■ SUPPLIED RECORDS:
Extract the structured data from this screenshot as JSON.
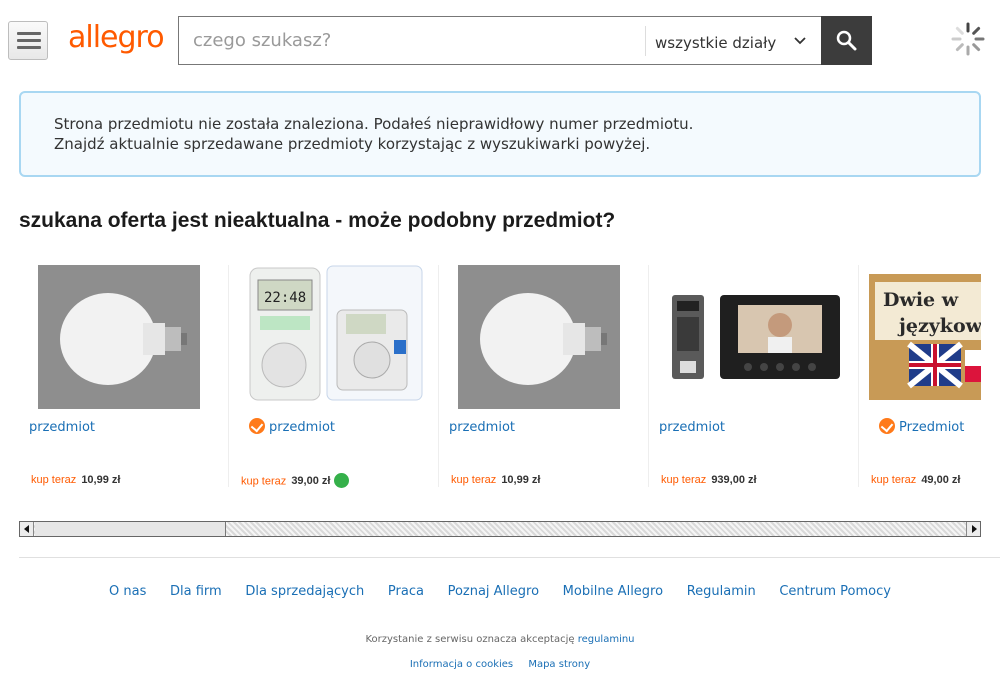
{
  "colors": {
    "brand": "#ff5a00",
    "link": "#1a6fb5",
    "notice_border": "#a8d7f2",
    "search_button": "#3c3c3c"
  },
  "header": {
    "logo": "allegro",
    "search_placeholder": "czego szukasz?",
    "category": "wszystkie działy"
  },
  "notice": {
    "line1": "Strona przedmiotu nie została znaleziona. Podałeś nieprawidłowy numer przedmiotu.",
    "line2": "Znajdź aktualnie sprzedawane przedmioty korzystając z wyszukiwarki powyżej."
  },
  "section_title": "szukana oferta jest nieaktualna - może podobny przedmiot?",
  "items": [
    {
      "title": "przedmiot",
      "price_label": "kup teraz",
      "price": "10,99 zł",
      "badge": false,
      "icon": "led-bulb-image"
    },
    {
      "title": "przedmiot",
      "price_label": "kup teraz",
      "price": "39,00 zł",
      "badge": true,
      "icon": "digital-timer-socket-image"
    },
    {
      "title": "przedmiot",
      "price_label": "kup teraz",
      "price": "10,99 zł",
      "badge": false,
      "icon": "led-bulb-image"
    },
    {
      "title": "przedmiot",
      "price_label": "kup teraz",
      "price": "939,00 zł",
      "badge": false,
      "icon": "video-intercom-image"
    },
    {
      "title": "Przedmiot",
      "price_label": "kup teraz",
      "price": "49,00 zł",
      "badge": true,
      "icon": "language-poster-image",
      "image_text": [
        "Dwie w",
        "językow"
      ]
    }
  ],
  "footer": {
    "links": [
      "O nas",
      "Dla firm",
      "Dla sprzedających",
      "Praca",
      "Poznaj Allegro",
      "Mobilne Allegro",
      "Regulamin",
      "Centrum Pomocy"
    ],
    "note": "Korzystanie z serwisu oznacza akceptację",
    "note_link": "regulaminu",
    "bottom_links": [
      "Informacja o cookies",
      "Mapa strony"
    ]
  }
}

■ WORK TO DO: Read the entries above, then pull out the lines that include "icon".

■ CORRECT ANSWER:
      "icon": "led-bulb-image"
      "icon": "digital-timer-socket-image"
      "icon": "led-bulb-image"
      "icon": "video-intercom-image"
      "icon": "language-poster-image",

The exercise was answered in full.